▸ **Work item**:
Reading the records below, find how many lines include the word "salt" and give that number alone.

▸ **Data excerpts**:
* * *

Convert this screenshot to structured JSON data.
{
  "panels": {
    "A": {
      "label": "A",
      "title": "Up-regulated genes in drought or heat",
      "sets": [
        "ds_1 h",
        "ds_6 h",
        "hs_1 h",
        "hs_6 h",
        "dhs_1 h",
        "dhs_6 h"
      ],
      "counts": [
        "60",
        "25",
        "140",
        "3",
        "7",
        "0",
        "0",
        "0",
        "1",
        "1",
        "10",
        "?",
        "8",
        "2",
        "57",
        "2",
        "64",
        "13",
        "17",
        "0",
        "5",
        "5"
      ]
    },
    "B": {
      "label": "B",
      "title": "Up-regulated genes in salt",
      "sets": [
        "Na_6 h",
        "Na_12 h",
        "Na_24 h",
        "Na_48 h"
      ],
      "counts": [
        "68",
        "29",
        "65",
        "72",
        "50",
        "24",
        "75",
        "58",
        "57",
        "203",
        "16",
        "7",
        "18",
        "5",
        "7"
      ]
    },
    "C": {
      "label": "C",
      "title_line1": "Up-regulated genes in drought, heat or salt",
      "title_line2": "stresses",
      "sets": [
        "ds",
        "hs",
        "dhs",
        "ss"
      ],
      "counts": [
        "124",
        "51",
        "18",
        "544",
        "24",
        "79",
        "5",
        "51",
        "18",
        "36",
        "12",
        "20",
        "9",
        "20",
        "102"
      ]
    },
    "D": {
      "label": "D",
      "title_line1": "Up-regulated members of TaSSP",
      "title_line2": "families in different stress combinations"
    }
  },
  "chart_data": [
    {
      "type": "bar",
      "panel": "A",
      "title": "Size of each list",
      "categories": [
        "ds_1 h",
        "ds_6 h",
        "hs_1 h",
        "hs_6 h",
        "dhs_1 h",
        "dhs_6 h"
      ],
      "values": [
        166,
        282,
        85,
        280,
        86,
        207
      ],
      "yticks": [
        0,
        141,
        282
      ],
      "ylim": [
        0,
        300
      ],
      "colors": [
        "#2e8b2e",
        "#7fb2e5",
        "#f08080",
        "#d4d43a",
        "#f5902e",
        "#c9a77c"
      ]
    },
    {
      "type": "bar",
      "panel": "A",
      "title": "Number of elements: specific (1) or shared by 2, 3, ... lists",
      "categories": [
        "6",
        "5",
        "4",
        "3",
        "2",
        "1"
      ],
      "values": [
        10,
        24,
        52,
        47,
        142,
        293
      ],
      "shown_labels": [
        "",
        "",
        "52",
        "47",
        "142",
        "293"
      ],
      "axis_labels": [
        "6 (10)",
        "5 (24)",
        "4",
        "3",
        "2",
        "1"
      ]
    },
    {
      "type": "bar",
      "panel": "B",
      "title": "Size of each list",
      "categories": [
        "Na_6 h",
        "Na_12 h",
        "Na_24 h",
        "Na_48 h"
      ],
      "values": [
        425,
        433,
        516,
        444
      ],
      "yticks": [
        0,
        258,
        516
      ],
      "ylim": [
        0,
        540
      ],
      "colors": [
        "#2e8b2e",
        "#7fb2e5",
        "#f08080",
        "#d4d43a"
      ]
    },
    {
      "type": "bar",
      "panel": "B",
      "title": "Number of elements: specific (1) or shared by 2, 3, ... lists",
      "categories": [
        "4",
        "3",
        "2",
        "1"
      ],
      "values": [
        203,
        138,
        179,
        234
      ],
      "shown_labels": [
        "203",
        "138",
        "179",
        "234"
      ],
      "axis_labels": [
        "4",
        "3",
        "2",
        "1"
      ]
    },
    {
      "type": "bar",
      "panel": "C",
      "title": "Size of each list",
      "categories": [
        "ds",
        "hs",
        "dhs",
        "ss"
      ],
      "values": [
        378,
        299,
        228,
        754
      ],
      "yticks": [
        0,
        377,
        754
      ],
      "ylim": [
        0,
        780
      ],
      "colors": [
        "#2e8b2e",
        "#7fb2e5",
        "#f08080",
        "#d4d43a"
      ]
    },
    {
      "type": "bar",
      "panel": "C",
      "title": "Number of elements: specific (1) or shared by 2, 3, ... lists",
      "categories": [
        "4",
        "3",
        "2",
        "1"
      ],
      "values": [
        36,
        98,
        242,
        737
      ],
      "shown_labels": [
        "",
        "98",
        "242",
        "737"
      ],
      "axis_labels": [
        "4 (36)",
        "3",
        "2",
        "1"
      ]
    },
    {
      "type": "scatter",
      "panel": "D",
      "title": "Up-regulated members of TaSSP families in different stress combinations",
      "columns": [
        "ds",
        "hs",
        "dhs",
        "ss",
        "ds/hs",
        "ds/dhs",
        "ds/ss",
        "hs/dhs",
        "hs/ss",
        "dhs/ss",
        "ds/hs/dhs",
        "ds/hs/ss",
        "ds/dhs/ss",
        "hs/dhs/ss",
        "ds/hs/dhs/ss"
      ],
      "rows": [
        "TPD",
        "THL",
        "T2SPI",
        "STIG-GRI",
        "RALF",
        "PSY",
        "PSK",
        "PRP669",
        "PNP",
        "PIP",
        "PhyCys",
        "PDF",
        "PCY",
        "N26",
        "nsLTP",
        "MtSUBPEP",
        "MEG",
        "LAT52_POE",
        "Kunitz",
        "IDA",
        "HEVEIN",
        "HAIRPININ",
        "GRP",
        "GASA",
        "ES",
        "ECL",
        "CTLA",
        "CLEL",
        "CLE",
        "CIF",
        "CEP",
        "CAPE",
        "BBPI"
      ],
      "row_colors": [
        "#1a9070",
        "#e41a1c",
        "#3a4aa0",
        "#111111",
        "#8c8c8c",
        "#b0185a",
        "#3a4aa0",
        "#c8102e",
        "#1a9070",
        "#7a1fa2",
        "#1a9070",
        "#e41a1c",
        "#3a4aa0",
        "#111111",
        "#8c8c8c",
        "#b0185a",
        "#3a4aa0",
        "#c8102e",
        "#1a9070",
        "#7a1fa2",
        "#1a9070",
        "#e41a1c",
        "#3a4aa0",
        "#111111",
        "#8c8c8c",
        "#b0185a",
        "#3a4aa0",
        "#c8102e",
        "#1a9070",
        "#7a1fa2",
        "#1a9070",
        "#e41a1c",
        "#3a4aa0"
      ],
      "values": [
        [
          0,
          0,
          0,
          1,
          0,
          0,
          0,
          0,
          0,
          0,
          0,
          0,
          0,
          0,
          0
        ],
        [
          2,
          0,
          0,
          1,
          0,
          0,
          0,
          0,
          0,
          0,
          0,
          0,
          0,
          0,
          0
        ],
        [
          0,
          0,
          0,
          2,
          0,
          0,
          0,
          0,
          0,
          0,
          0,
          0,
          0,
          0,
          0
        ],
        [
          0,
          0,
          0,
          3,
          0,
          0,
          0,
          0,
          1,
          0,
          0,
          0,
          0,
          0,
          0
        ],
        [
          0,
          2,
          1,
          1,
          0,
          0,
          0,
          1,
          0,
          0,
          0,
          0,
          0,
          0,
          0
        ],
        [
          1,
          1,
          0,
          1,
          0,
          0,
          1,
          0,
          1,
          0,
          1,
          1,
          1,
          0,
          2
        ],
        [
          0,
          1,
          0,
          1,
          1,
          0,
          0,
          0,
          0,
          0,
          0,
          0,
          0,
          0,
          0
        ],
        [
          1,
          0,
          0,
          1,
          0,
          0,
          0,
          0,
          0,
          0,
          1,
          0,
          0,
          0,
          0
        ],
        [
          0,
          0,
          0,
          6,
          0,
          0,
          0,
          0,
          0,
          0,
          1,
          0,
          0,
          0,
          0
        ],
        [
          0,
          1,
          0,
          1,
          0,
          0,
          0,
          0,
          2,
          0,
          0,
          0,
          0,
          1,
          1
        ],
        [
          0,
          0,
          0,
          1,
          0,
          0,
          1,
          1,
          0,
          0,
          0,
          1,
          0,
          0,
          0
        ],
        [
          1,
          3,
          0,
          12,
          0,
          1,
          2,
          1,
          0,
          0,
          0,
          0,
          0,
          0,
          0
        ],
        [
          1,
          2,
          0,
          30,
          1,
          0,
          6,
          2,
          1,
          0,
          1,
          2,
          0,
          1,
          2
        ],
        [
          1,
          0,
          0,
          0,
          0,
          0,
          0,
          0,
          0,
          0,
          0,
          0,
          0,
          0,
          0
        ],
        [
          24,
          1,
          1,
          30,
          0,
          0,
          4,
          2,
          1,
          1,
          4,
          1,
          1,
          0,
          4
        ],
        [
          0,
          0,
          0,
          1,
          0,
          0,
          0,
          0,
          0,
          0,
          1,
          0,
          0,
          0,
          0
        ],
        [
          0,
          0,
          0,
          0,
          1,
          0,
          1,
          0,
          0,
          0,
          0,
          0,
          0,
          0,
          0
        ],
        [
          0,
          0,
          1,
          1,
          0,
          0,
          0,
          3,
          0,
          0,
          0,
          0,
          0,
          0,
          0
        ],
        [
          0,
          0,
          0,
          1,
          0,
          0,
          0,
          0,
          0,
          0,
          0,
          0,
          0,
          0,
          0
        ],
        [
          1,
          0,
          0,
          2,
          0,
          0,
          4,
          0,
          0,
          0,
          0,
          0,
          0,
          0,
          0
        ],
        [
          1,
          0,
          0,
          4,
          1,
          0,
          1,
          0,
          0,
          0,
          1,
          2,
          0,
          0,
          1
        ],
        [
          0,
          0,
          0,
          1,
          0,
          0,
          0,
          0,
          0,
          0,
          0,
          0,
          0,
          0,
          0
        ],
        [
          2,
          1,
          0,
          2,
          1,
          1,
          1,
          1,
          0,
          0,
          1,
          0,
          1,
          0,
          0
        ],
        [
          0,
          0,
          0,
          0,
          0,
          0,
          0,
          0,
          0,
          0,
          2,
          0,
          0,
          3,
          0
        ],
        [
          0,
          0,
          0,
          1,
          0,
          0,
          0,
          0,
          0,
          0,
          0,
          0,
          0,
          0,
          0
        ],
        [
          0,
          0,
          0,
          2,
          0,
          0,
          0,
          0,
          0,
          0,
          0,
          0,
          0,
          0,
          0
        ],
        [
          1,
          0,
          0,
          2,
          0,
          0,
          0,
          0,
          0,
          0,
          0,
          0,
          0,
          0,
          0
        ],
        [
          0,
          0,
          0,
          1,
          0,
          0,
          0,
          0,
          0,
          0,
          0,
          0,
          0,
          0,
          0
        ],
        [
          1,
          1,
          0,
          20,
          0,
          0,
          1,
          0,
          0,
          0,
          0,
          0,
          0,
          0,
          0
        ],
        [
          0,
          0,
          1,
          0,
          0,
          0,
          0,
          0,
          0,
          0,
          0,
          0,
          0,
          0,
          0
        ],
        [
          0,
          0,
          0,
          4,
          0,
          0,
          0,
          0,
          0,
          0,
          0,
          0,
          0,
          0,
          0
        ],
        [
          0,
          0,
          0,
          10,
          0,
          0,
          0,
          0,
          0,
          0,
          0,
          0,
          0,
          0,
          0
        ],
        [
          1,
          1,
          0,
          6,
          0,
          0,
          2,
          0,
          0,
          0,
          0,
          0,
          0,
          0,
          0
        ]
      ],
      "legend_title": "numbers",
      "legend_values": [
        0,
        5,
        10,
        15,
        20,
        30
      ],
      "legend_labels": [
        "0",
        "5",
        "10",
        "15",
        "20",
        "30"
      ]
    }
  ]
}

* * *

▸ **Answer space**:
2